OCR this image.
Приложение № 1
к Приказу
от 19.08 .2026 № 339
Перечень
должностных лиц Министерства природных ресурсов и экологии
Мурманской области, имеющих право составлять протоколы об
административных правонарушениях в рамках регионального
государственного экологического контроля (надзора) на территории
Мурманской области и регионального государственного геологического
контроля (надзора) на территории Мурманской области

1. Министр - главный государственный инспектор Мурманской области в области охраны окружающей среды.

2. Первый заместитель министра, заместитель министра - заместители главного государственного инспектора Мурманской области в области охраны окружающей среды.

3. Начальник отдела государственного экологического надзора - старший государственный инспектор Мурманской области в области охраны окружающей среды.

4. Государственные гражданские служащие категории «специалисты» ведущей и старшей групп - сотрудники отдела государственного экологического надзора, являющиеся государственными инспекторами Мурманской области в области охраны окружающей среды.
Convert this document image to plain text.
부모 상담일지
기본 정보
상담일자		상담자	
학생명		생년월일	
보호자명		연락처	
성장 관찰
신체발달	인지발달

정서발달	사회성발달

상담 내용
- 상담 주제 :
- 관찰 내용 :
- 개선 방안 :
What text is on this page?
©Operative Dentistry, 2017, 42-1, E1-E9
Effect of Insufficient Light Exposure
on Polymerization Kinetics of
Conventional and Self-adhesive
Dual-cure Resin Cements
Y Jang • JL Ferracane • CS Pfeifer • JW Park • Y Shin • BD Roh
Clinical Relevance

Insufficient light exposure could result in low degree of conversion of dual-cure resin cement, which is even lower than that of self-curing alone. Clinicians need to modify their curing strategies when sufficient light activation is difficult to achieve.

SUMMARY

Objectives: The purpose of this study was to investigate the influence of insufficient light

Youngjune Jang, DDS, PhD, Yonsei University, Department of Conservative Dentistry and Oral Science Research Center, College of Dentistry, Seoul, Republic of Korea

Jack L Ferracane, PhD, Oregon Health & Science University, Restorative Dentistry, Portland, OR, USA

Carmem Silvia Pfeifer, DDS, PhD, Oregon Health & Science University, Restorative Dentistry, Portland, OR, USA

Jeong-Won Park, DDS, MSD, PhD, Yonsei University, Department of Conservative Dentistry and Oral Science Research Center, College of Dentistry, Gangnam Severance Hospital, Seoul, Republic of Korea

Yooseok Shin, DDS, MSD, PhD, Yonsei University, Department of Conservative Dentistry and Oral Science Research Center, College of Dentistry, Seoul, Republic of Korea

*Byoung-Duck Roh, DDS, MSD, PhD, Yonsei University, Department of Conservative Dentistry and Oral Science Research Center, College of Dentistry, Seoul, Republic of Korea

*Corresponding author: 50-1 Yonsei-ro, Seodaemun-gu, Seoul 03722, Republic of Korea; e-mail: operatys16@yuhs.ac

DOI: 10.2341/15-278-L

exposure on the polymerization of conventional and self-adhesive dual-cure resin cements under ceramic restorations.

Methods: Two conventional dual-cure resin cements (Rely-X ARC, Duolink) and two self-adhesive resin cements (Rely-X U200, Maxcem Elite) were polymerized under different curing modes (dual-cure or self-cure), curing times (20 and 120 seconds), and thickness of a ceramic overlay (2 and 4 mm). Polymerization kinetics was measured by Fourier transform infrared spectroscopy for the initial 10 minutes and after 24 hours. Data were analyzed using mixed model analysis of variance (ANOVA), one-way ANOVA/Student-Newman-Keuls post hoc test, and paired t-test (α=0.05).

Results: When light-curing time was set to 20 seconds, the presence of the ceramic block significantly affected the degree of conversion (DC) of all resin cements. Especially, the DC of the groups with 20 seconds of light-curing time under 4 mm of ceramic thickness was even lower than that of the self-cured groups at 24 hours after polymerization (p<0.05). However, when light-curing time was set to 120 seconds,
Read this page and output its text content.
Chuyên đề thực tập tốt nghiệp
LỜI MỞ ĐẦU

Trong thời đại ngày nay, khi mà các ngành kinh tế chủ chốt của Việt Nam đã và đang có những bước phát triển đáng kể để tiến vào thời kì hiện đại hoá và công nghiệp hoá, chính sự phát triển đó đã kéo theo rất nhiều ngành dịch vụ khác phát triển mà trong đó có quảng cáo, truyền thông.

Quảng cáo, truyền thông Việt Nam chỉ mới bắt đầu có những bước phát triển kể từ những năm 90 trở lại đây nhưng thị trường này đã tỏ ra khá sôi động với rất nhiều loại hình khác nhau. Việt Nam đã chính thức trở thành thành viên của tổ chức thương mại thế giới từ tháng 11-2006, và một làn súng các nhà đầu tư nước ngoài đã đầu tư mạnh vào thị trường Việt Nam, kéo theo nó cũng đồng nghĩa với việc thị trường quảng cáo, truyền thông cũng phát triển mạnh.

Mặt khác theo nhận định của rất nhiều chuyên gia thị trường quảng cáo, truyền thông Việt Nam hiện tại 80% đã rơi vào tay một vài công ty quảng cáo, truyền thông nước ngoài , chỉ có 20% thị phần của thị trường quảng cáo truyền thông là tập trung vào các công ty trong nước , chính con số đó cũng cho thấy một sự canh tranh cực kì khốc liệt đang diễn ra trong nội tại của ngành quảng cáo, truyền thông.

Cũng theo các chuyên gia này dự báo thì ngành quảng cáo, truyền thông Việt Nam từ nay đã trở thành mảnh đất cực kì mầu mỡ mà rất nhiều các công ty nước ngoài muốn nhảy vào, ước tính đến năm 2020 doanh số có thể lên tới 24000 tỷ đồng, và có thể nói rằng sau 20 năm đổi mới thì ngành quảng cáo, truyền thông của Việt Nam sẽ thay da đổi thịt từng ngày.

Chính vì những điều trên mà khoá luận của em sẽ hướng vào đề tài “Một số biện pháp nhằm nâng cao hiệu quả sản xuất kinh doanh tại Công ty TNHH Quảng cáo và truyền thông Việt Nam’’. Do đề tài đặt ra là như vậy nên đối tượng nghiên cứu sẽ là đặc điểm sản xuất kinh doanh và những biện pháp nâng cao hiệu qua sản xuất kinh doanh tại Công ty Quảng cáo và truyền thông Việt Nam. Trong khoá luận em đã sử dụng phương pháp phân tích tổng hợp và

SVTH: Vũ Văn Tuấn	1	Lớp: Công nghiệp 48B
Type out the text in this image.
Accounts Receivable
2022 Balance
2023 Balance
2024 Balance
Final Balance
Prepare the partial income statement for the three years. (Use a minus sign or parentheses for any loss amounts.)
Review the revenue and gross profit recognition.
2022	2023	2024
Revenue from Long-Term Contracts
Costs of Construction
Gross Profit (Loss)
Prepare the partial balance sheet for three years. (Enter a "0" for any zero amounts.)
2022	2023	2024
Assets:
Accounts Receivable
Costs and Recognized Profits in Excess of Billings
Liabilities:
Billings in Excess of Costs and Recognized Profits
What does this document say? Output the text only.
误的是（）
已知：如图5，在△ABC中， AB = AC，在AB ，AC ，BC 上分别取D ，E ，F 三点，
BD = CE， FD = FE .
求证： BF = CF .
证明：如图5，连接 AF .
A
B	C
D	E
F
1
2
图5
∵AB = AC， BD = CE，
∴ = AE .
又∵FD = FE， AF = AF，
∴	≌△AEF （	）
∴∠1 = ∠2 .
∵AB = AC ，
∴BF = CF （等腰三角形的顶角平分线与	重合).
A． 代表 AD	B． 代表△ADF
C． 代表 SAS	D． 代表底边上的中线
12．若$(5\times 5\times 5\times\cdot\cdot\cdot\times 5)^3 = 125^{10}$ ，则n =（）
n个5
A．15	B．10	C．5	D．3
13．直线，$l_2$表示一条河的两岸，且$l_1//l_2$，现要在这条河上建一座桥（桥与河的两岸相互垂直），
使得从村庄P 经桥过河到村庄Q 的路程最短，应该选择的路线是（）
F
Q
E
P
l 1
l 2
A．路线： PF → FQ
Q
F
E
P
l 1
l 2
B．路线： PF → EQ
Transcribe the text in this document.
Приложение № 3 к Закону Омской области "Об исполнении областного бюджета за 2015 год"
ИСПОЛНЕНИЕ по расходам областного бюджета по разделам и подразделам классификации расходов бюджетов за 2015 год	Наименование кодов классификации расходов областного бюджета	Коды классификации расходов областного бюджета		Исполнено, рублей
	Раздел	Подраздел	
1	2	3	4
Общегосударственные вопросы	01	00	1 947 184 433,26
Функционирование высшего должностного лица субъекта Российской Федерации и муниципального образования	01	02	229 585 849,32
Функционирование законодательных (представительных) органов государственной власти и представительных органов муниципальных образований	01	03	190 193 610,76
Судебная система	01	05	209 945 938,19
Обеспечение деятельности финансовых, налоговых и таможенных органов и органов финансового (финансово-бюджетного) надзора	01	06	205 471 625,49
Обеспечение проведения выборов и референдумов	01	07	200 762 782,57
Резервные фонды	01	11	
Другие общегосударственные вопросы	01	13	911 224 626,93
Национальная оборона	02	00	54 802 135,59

□ □ □ □

▶ _Instructions for the task_
Copy every line that includes the string "государственный" from the material above.

▶ _Result for this exercise_
1. Министр - главный государственный инспектор Мурманской области в области охраны окружающей среды.
3. Начальник отдела государственного экологического надзора - старший государственный инспектор Мурманской области в области охраны окружающей среды.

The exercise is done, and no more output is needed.